Данные разметки макета:

####################

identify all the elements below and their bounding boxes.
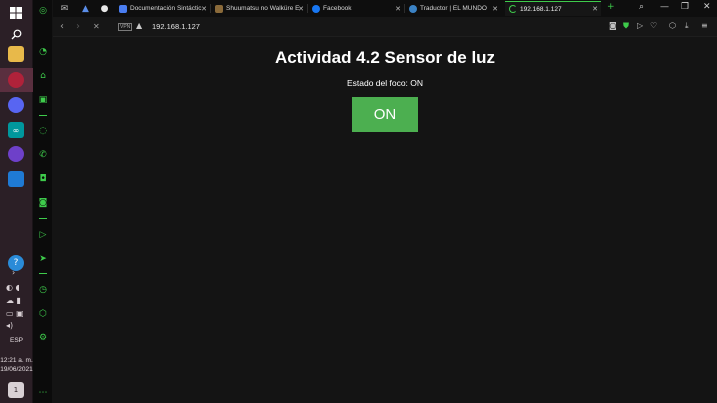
bookmark-icon[interactable]: ▷ xyxy=(637,21,643,30)
chevron-right-icon[interactable]: › xyxy=(12,268,15,277)
vpn-badge[interactable]: VPN xyxy=(118,23,133,31)
close-tab-icon[interactable]: ✕ xyxy=(592,5,598,13)
tab-label: Facebook xyxy=(323,5,352,12)
close-tab-icon[interactable]: ✕ xyxy=(201,5,207,13)
globe-favicon-icon xyxy=(409,4,417,13)
battery-icon[interactable]: ▭ ▣ xyxy=(6,309,24,318)
cube-icon[interactable]: ⬡ xyxy=(669,21,676,30)
pinned-photos-icon[interactable]: ▲ xyxy=(79,2,92,15)
send-icon[interactable]: ➤ xyxy=(37,253,49,265)
menu-icon[interactable]: ≡ xyxy=(701,21,708,30)
opera-gx-icon[interactable] xyxy=(8,72,24,88)
cloud-icon[interactable]: ☁ ▮ xyxy=(6,296,21,305)
camera-icon[interactable]: ◙ xyxy=(609,21,617,30)
doc-favicon-icon xyxy=(119,4,127,13)
windows-taskbar: ∞ ? › ◐ ◖ ☁ ▮ ▭ ▣ ◂) ESP 12:21 a. m. 19/… xyxy=(0,0,33,403)
settings-icon[interactable]: ⚙ xyxy=(37,332,49,344)
facebook-favicon-icon xyxy=(312,4,320,13)
tab-traductor[interactable]: Traductor | EL MUNDO ✕ xyxy=(405,1,501,16)
not-secure-icon[interactable]: ▲ xyxy=(136,21,142,30)
sidebar-divider xyxy=(39,273,47,274)
restore-icon[interactable]: ❐ xyxy=(681,2,689,12)
clock-time[interactable]: 12:21 a. m. xyxy=(0,357,33,365)
gx-corner-icon[interactable]: ⌂ xyxy=(37,70,49,82)
clock-date[interactable]: 19/06/2021 xyxy=(0,366,33,374)
notification-count: 1 xyxy=(13,386,19,394)
more-icon[interactable]: ⋯ xyxy=(37,387,49,399)
volume-icon[interactable]: ◂) xyxy=(6,321,13,330)
tab-active-192-168-1-127[interactable]: 192.168.1.127 ✕ xyxy=(505,1,601,16)
close-window-icon[interactable]: ✕ xyxy=(703,2,711,12)
tab-label: 192.168.1.127 xyxy=(520,5,562,13)
help-icon[interactable]: ? xyxy=(8,255,24,271)
sidebar-divider xyxy=(39,115,47,116)
discord-icon[interactable] xyxy=(8,97,24,113)
stop-loading-icon[interactable]: ✕ xyxy=(93,22,100,31)
tab-label: Shuumatsu no Walküre E xyxy=(226,5,300,12)
loading-spinner-icon xyxy=(509,5,517,13)
manga-favicon-icon xyxy=(215,4,223,13)
page-content: Actividad 4.2 Sensor de luz Estado del f… xyxy=(53,37,717,403)
mail-icon[interactable]: ✉ xyxy=(58,2,71,15)
toggle-on-button[interactable]: ON xyxy=(352,97,418,132)
tab-strip: ✉ ▲ ● Documentación Sintáctic ✕ Shuumats… xyxy=(53,0,717,17)
github-desktop-icon[interactable] xyxy=(8,146,24,162)
url-field[interactable]: 192.168.1.127 xyxy=(152,22,200,31)
close-tab-icon[interactable]: ✕ xyxy=(298,5,304,13)
gx-control-icon[interactable]: ◔ xyxy=(37,46,49,58)
arduino-icon[interactable]: ∞ xyxy=(8,122,24,138)
tab-shuumatsu[interactable]: Shuumatsu no Walküre E ✕ xyxy=(211,1,307,16)
close-tab-icon[interactable]: ✕ xyxy=(492,5,498,13)
lamp-status-text: Estado del foco: ON xyxy=(346,78,424,88)
search-tabs-icon[interactable]: ⌕ xyxy=(639,2,644,12)
history-icon[interactable]: ◷ xyxy=(37,284,49,296)
sidebar-divider xyxy=(39,218,47,219)
discord-sidebar-icon[interactable]: ◙ xyxy=(37,197,49,209)
github-icon[interactable]: ● xyxy=(98,2,111,15)
tab-documentacion[interactable]: Documentación Sintáctic ✕ xyxy=(115,1,210,16)
minimize-icon[interactable]: — xyxy=(660,2,669,12)
search-icon[interactable] xyxy=(8,26,24,42)
tab-label: Traductor | EL MUNDO xyxy=(420,5,487,12)
player-icon[interactable]: ▷ xyxy=(37,229,49,241)
extensions-icon[interactable]: ⬡ xyxy=(37,308,49,320)
windows-start-icon[interactable] xyxy=(8,5,24,21)
address-bar: ‹ › ✕ VPN ▲ 192.168.1.127 ◙ ⛊ ▷ ♡ ⬡ ⤓ ≡ xyxy=(53,17,717,37)
instagram-icon[interactable]: ◘ xyxy=(37,173,49,185)
vscode-icon[interactable] xyxy=(8,171,24,187)
network-icon[interactable]: ◐ ◖ xyxy=(6,283,20,292)
language-indicator[interactable]: ESP xyxy=(0,337,33,345)
new-tab-icon[interactable]: + xyxy=(607,2,615,12)
tab-label: Documentación Sintáctic xyxy=(130,5,202,12)
heart-icon[interactable]: ♡ xyxy=(650,21,657,30)
whatsapp-icon[interactable]: ✆ xyxy=(37,149,49,161)
opera-menu-icon[interactable]: ◎ xyxy=(37,5,49,17)
close-tab-icon[interactable]: ✕ xyxy=(395,5,401,13)
screen: ∞ ? › ◐ ◖ ☁ ▮ ▭ ▣ ◂) ESP 12:21 a. m. 19/… xyxy=(0,0,717,403)
file-explorer-icon[interactable] xyxy=(8,46,24,62)
forward-icon[interactable]: › xyxy=(76,21,80,32)
page-title: Actividad 4.2 Sensor de luz xyxy=(274,48,496,67)
messenger-icon[interactable]: ◌ xyxy=(37,125,49,137)
browser-sidebar: ◎ ◔ ⌂ ▣ ◌ ✆ ◘ ◙ ▷ ➤ ◷ ⬡ ⚙ ⋯ xyxy=(33,0,53,403)
back-icon[interactable]: ‹ xyxy=(60,21,64,32)
notification-icon[interactable]: 1 xyxy=(8,382,24,398)
twitch-icon[interactable]: ▣ xyxy=(37,94,49,106)
adblock-icon[interactable]: ⛊ xyxy=(623,21,629,31)
download-icon[interactable]: ⤓ xyxy=(685,21,689,31)
tab-facebook[interactable]: Facebook ✕ xyxy=(308,1,404,16)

####################

## ЧТО НУЖНО СДЕЛАТЬ:
Выведите без изменений строки перечня, начиная со строки с «bookmark-icon[interactable]: ▷ xyxy=(637,21,643,30)» и заканчивая строкой с «more-icon[interactable]: ⋯ xyxy=(37,387,49,399)», включая обе.

## ОТВЕТ К ЗАДАНИЮ:
bookmark-icon[interactable]: ▷ xyxy=(637,21,643,30)
chevron-right-icon[interactable]: › xyxy=(12,268,15,277)
vpn-badge[interactable]: VPN xyxy=(118,23,133,31)
close-tab-icon[interactable]: ✕ xyxy=(592,5,598,13)
tab-label: Facebook xyxy=(323,5,352,12)
close-tab-icon[interactable]: ✕ xyxy=(201,5,207,13)
globe-favicon-icon xyxy=(409,4,417,13)
battery-icon[interactable]: ▭ ▣ xyxy=(6,309,24,318)
cube-icon[interactable]: ⬡ xyxy=(669,21,676,30)
pinned-photos-icon[interactable]: ▲ xyxy=(79,2,92,15)
send-icon[interactable]: ➤ xyxy=(37,253,49,265)
menu-icon[interactable]: ≡ xyxy=(701,21,708,30)
opera-gx-icon[interactable] xyxy=(8,72,24,88)
cloud-icon[interactable]: ☁ ▮ xyxy=(6,296,21,305)
camera-icon[interactable]: ◙ xyxy=(609,21,617,30)
doc-favicon-icon xyxy=(119,4,127,13)
windows-taskbar: ∞ ? › ◐ ◖ ☁ ▮ ▭ ▣ ◂) ESP 12:21 a. m. 19/… xyxy=(0,0,33,403)
settings-icon[interactable]: ⚙ xyxy=(37,332,49,344)
facebook-favicon-icon xyxy=(312,4,320,13)
tab-traductor[interactable]: Traductor | EL MUNDO ✕ xyxy=(405,1,501,16)
not-secure-icon[interactable]: ▲ xyxy=(136,21,142,30)
sidebar-divider xyxy=(39,273,47,274)
restore-icon[interactable]: ❐ xyxy=(681,2,689,12)
clock-time[interactable]: 12:21 a. m. xyxy=(0,357,33,365)
gx-corner-icon[interactable]: ⌂ xyxy=(37,70,49,82)
clock-date[interactable]: 19/06/2021 xyxy=(0,366,33,374)
notification-count: 1 xyxy=(13,386,19,394)
more-icon[interactable]: ⋯ xyxy=(37,387,49,399)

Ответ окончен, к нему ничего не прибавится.